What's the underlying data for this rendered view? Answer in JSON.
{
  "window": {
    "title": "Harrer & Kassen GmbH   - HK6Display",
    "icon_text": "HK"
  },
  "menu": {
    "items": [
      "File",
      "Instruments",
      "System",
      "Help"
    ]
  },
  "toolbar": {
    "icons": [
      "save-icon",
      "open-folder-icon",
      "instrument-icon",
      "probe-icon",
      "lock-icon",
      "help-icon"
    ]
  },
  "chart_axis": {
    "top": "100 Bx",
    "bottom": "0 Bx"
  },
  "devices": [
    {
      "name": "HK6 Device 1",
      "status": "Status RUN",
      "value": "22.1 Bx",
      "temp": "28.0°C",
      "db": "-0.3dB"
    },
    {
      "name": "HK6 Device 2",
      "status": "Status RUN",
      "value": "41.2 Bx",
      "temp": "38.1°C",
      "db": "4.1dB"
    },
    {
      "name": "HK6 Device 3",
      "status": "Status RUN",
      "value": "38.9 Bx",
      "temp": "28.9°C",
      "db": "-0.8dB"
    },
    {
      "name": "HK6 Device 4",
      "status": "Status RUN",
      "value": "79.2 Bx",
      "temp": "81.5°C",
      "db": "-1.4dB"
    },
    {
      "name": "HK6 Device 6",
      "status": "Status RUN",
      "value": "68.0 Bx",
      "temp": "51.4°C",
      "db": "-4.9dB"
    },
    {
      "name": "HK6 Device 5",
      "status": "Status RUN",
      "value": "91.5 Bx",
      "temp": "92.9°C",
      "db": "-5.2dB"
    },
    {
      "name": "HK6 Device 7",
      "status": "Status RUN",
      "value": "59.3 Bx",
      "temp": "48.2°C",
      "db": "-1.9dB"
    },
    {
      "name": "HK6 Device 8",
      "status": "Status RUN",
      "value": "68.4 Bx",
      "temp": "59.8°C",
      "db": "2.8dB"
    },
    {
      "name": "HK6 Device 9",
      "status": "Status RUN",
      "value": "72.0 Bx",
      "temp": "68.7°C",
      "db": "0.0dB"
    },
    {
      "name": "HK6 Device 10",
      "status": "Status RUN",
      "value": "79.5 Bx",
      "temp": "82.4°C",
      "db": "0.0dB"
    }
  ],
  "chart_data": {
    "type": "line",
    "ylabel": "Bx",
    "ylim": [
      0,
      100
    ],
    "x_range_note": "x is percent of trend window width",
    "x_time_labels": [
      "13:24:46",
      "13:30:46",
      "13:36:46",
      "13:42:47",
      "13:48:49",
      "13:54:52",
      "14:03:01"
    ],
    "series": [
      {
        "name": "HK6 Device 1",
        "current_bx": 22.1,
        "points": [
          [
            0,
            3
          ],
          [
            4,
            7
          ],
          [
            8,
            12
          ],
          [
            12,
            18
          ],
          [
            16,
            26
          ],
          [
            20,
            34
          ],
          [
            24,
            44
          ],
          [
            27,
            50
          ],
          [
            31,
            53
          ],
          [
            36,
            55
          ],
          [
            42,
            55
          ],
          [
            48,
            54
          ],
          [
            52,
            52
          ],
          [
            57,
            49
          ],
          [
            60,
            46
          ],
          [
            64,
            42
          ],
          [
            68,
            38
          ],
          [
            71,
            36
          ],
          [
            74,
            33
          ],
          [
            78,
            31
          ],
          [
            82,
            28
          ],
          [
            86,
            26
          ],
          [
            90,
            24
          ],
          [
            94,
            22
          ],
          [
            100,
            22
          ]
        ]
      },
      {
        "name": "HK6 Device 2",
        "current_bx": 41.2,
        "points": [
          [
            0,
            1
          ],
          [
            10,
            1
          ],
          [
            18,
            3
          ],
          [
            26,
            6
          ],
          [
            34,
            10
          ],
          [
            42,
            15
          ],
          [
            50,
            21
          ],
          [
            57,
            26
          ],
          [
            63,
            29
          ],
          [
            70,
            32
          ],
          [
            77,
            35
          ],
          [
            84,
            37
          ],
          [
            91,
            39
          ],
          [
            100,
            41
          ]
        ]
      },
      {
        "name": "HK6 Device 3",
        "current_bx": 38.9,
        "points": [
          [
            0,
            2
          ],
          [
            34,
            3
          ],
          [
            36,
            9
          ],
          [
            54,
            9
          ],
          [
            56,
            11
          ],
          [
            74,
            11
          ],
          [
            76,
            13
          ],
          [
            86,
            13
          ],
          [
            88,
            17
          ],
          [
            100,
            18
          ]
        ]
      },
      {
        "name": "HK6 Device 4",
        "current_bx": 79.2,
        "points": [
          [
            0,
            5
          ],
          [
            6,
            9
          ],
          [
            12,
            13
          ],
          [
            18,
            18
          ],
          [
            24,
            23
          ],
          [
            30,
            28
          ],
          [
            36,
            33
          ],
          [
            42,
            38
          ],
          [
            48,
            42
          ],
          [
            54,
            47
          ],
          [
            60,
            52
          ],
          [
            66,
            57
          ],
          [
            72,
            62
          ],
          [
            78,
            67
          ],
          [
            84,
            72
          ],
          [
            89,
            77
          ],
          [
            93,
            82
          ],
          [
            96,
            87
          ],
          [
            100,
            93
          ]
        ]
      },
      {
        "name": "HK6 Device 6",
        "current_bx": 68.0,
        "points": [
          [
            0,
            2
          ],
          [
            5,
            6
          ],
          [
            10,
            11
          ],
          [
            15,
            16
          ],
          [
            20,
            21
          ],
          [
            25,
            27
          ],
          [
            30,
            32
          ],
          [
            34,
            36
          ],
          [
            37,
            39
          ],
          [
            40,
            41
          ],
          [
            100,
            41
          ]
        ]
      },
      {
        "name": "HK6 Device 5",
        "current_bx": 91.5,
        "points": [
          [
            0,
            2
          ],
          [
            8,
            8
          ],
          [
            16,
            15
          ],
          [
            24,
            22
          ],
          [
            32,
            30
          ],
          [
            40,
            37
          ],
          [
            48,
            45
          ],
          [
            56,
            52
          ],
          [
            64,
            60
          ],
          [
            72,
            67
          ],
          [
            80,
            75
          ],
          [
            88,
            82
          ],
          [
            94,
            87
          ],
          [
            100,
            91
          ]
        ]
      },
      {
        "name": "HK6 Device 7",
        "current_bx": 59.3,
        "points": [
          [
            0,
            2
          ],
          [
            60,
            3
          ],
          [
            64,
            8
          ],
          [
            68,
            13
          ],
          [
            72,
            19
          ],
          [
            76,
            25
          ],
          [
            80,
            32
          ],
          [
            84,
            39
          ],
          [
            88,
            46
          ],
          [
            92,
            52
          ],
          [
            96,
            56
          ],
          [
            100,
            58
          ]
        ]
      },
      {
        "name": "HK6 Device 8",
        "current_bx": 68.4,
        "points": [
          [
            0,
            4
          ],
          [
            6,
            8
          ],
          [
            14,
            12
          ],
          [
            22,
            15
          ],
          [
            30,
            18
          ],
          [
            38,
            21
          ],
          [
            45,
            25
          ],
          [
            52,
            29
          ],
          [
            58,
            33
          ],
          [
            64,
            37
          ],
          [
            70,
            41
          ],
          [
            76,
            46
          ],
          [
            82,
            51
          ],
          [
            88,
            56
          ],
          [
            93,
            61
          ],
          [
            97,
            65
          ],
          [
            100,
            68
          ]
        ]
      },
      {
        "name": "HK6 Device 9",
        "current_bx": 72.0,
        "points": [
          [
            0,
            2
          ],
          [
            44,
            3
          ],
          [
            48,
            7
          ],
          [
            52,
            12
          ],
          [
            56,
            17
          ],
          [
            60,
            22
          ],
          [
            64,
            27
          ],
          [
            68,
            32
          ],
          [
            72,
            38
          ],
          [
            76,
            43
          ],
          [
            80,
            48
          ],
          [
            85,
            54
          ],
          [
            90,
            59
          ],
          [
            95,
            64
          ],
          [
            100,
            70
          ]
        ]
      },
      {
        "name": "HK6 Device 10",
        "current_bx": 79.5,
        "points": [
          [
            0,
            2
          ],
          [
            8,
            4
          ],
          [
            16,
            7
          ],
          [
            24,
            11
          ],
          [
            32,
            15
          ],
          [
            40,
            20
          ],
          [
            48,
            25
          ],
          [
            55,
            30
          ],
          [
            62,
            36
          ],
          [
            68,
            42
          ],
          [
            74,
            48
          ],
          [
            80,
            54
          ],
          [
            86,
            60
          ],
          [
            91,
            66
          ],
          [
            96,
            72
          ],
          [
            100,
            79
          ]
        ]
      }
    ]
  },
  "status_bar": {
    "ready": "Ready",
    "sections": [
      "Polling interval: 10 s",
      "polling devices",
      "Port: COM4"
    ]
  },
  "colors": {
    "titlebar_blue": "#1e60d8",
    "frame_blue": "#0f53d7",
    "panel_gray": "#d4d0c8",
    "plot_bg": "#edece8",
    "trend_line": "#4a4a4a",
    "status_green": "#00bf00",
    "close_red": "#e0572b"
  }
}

> **Description of the task**
In the entries above, find each line with the string "window" and copy it.

> **Response**
  "window": {
    "x_range_note": "x is percent of trend window width",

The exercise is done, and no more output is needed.